ROWS:
-=-=-=-=-

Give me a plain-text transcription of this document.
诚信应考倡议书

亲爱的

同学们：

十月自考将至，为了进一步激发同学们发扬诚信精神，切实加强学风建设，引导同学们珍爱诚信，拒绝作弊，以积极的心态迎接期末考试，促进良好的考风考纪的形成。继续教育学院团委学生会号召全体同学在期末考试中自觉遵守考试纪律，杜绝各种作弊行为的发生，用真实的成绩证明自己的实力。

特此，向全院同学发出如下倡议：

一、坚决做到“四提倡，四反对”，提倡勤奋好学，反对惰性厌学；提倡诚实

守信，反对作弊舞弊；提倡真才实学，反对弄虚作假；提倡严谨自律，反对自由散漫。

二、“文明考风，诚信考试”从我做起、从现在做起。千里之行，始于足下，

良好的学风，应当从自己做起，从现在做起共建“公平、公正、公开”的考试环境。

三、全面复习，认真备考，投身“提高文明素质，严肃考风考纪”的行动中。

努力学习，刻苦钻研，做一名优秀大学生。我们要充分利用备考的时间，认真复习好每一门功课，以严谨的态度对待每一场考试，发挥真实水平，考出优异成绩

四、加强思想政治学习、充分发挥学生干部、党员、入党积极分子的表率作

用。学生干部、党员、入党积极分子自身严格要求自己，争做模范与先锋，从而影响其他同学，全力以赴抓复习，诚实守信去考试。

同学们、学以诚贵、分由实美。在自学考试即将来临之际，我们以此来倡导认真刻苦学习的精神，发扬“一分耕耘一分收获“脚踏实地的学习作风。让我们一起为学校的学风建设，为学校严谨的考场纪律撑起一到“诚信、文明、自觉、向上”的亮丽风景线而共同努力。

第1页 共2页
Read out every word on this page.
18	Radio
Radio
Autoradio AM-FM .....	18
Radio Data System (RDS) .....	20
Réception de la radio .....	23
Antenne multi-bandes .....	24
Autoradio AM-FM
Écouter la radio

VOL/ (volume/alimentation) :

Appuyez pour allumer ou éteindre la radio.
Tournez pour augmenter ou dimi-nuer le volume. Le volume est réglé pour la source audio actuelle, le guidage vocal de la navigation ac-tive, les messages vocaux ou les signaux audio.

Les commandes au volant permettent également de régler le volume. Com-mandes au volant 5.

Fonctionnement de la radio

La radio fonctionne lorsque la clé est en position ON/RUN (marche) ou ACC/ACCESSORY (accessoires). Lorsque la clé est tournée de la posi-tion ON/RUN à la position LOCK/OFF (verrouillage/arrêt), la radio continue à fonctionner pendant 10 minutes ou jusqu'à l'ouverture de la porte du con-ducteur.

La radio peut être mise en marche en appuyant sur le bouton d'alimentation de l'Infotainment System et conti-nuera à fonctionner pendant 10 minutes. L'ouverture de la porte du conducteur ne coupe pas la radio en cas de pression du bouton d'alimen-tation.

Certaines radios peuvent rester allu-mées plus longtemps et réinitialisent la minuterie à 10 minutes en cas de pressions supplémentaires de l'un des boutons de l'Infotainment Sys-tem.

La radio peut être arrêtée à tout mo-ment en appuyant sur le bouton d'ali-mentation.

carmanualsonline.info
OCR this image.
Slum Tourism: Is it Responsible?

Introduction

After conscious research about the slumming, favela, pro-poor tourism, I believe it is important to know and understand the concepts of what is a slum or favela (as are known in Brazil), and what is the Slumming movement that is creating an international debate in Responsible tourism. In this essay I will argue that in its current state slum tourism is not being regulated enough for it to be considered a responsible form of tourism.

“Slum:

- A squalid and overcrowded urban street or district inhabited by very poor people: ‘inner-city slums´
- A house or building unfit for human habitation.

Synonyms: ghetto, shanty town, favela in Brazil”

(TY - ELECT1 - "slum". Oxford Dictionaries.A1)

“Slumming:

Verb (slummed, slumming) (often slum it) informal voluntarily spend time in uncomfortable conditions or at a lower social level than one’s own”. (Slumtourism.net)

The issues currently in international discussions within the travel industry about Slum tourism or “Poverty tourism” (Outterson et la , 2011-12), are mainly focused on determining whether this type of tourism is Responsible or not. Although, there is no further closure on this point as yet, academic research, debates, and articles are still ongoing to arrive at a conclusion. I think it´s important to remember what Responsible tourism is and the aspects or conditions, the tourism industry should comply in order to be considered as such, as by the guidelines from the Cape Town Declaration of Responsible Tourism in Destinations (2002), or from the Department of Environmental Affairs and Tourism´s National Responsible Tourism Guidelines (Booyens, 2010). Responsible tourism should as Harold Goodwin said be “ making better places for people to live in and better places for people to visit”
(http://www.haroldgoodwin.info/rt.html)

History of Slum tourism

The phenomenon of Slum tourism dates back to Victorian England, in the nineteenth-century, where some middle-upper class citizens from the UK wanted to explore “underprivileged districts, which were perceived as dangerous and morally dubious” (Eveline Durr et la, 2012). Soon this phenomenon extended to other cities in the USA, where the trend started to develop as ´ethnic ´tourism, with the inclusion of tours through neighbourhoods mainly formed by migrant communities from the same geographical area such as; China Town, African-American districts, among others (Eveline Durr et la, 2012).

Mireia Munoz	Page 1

-=-=-=-=-

PROBLEM:
All of the lines above need to be given again exactly.

EXPECTED ANSWER:
Give me a plain-text transcription of this document.
诚信应考倡议书

亲爱的

同学们：

十月自考将至，为了进一步激发同学们发扬诚信精神，切实加强学风建设，引导同学们珍爱诚信，拒绝作弊，以积极的心态迎接期末考试，促进良好的考风考纪的形成。继续教育学院团委学生会号召全体同学在期末考试中自觉遵守考试纪律，杜绝各种作弊行为的发生，用真实的成绩证明自己的实力。

特此，向全院同学发出如下倡议：

一、坚决做到“四提倡，四反对”，提倡勤奋好学，反对惰性厌学；提倡诚实

守信，反对作弊舞弊；提倡真才实学，反对弄虚作假；提倡严谨自律，反对自由散漫。

二、“文明考风，诚信考试”从我做起、从现在做起。千里之行，始于足下，

良好的学风，应当从自己做起，从现在做起共建“公平、公正、公开”的考试环境。

三、全面复习，认真备考，投身“提高文明素质，严肃考风考纪”的行动中。

努力学习，刻苦钻研，做一名优秀大学生。我们要充分利用备考的时间，认真复习好每一门功课，以严谨的态度对待每一场考试，发挥真实水平，考出优异成绩

四、加强思想政治学习、充分发挥学生干部、党员、入党积极分子的表率作

用。学生干部、党员、入党积极分子自身严格要求自己，争做模范与先锋，从而影响其他同学，全力以赴抓复习，诚实守信去考试。

同学们、学以诚贵、分由实美。在自学考试即将来临之际，我们以此来倡导认真刻苦学习的精神，发扬“一分耕耘一分收获“脚踏实地的学习作风。让我们一起为学校的学风建设，为学校严谨的考场纪律撑起一到“诚信、文明、自觉、向上”的亮丽风景线而共同努力。

第1页 共2页
Read out every word on this page.
18	Radio
Radio
Autoradio AM-FM .....	18
Radio Data System (RDS) .....	20
Réception de la radio .....	23
Antenne multi-bandes .....	24
Autoradio AM-FM
Écouter la radio

VOL/ (volume/alimentation) :

Appuyez pour allumer ou éteindre la radio.
Tournez pour augmenter ou dimi-nuer le volume. Le volume est réglé pour la source audio actuelle, le guidage vocal de la navigation ac-tive, les messages vocaux ou les signaux audio.

Les commandes au volant permettent également de régler le volume. Com-mandes au volant 5.

Fonctionnement de la radio

La radio fonctionne lorsque la clé est en position ON/RUN (marche) ou ACC/ACCESSORY (accessoires). Lorsque la clé est tournée de la posi-tion ON/RUN à la position LOCK/OFF (verrouillage/arrêt), la radio continue à fonctionner pendant 10 minutes ou jusqu'à l'ouverture de la porte du con-ducteur.

La radio peut être mise en marche en appuyant sur le bouton d'alimentation de l'Infotainment System et conti-nuera à fonctionner pendant 10 minutes. L'ouverture de la porte du conducteur ne coupe pas la radio en cas de pression du bouton d'alimen-tation.

Certaines radios peuvent rester allu-mées plus longtemps et réinitialisent la minuterie à 10 minutes en cas de pressions supplémentaires de l'un des boutons de l'Infotainment Sys-tem.

La radio peut être arrêtée à tout mo-ment en appuyant sur le bouton d'ali-mentation.

carmanualsonline.info
OCR this image.
Slum Tourism: Is it Responsible?

Introduction

After conscious research about the slumming, favela, pro-poor tourism, I believe it is important to know and understand the concepts of what is a slum or favela (as are known in Brazil), and what is the Slumming movement that is creating an international debate in Responsible tourism. In this essay I will argue that in its current state slum tourism is not being regulated enough for it to be considered a responsible form of tourism.

“Slum:

- A squalid and overcrowded urban street or district inhabited by very poor people: ‘inner-city slums´
- A house or building unfit for human habitation.

Synonyms: ghetto, shanty town, favela in Brazil”

(TY - ELECT1 - "slum". Oxford Dictionaries.A1)

“Slumming:

Verb (slummed, slumming) (often slum it) informal voluntarily spend time in uncomfortable conditions or at a lower social level than one’s own”. (Slumtourism.net)

The issues currently in international discussions within the travel industry about Slum tourism or “Poverty tourism” (Outterson et la , 2011-12), are mainly focused on determining whether this type of tourism is Responsible or not. Although, there is no further closure on this point as yet, academic research, debates, and articles are still ongoing to arrive at a conclusion. I think it´s important to remember what Responsible tourism is and the aspects or conditions, the tourism industry should comply in order to be considered as such, as by the guidelines from the Cape Town Declaration of Responsible Tourism in Destinations (2002), or from the Department of Environmental Affairs and Tourism´s National Responsible Tourism Guidelines (Booyens, 2010). Responsible tourism should as Harold Goodwin said be “ making better places for people to live in and better places for people to visit”
(http://www.haroldgoodwin.info/rt.html)

History of Slum tourism

The phenomenon of Slum tourism dates back to Victorian England, in the nineteenth-century, where some middle-upper class citizens from the UK wanted to explore “underprivileged districts, which were perceived as dangerous and morally dubious” (Eveline Durr et la, 2012). Soon this phenomenon extended to other cities in the USA, where the trend started to develop as ´ethnic ´tourism, with the inclusion of tours through neighbourhoods mainly formed by migrant communities from the same geographical area such as; China Town, African-American districts, among others (Eveline Durr et la, 2012).

Mireia Munoz	Page 1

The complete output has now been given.